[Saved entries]
━━━━

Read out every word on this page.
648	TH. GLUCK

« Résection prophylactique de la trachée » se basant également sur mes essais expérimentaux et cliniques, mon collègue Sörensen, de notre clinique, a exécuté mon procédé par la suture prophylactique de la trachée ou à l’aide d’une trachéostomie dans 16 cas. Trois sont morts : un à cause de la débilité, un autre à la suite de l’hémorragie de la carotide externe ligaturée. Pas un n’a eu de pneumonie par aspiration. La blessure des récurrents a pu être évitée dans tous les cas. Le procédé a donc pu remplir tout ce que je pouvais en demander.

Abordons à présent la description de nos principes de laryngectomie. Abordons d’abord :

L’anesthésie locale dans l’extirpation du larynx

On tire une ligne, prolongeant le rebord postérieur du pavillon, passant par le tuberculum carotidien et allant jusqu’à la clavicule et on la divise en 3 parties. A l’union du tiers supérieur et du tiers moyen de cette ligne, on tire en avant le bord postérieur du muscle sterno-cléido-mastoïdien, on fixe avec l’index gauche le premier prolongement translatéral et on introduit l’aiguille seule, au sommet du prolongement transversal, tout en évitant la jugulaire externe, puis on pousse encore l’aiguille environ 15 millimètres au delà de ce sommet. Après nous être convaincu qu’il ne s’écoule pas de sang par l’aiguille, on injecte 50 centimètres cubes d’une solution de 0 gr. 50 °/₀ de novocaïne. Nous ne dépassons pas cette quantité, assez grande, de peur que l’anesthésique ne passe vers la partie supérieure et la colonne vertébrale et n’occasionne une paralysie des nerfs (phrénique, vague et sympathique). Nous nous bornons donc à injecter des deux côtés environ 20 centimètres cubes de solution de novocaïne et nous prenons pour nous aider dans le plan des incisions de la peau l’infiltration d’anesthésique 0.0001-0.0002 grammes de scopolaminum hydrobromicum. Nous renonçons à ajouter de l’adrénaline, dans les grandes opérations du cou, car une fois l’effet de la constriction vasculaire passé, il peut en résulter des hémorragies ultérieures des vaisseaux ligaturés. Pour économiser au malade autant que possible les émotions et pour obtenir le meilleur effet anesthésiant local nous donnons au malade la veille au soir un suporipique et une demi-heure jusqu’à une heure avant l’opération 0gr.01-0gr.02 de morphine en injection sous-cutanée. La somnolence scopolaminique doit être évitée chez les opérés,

━━━━

• [Your task]: Exactly reproduce every record.

• [The reply]:
Read out every word on this page.
648	TH. GLUCK

« Résection prophylactique de la trachée » se basant également sur mes essais expérimentaux et cliniques, mon collègue Sörensen, de notre clinique, a exécuté mon procédé par la suture prophylactique de la trachée ou à l’aide d’une trachéostomie dans 16 cas. Trois sont morts : un à cause de la débilité, un autre à la suite de l’hémorragie de la carotide externe ligaturée. Pas un n’a eu de pneumonie par aspiration. La blessure des récurrents a pu être évitée dans tous les cas. Le procédé a donc pu remplir tout ce que je pouvais en demander.

Abordons à présent la description de nos principes de laryngectomie. Abordons d’abord :

L’anesthésie locale dans l’extirpation du larynx

On tire une ligne, prolongeant le rebord postérieur du pavillon, passant par le tuberculum carotidien et allant jusqu’à la clavicule et on la divise en 3 parties. A l’union du tiers supérieur et du tiers moyen de cette ligne, on tire en avant le bord postérieur du muscle sterno-cléido-mastoïdien, on fixe avec l’index gauche le premier prolongement translatéral et on introduit l’aiguille seule, au sommet du prolongement transversal, tout en évitant la jugulaire externe, puis on pousse encore l’aiguille environ 15 millimètres au delà de ce sommet. Après nous être convaincu qu’il ne s’écoule pas de sang par l’aiguille, on injecte 50 centimètres cubes d’une solution de 0 gr. 50 °/₀ de novocaïne. Nous ne dépassons pas cette quantité, assez grande, de peur que l’anesthésique ne passe vers la partie supérieure et la colonne vertébrale et n’occasionne une paralysie des nerfs (phrénique, vague et sympathique). Nous nous bornons donc à injecter des deux côtés environ 20 centimètres cubes de solution de novocaïne et nous prenons pour nous aider dans le plan des incisions de la peau l’infiltration d’anesthésique 0.0001-0.0002 grammes de scopolaminum hydrobromicum. Nous renonçons à ajouter de l’adrénaline, dans les grandes opérations du cou, car une fois l’effet de la constriction vasculaire passé, il peut en résulter des hémorragies ultérieures des vaisseaux ligaturés. Pour économiser au malade autant que possible les émotions et pour obtenir le meilleur effet anesthésiant local nous donnons au malade la veille au soir un suporipique et une demi-heure jusqu’à une heure avant l’opération 0gr.01-0gr.02 de morphine en injection sous-cutanée. La somnolence scopolaminique doit être évitée chez les opérés,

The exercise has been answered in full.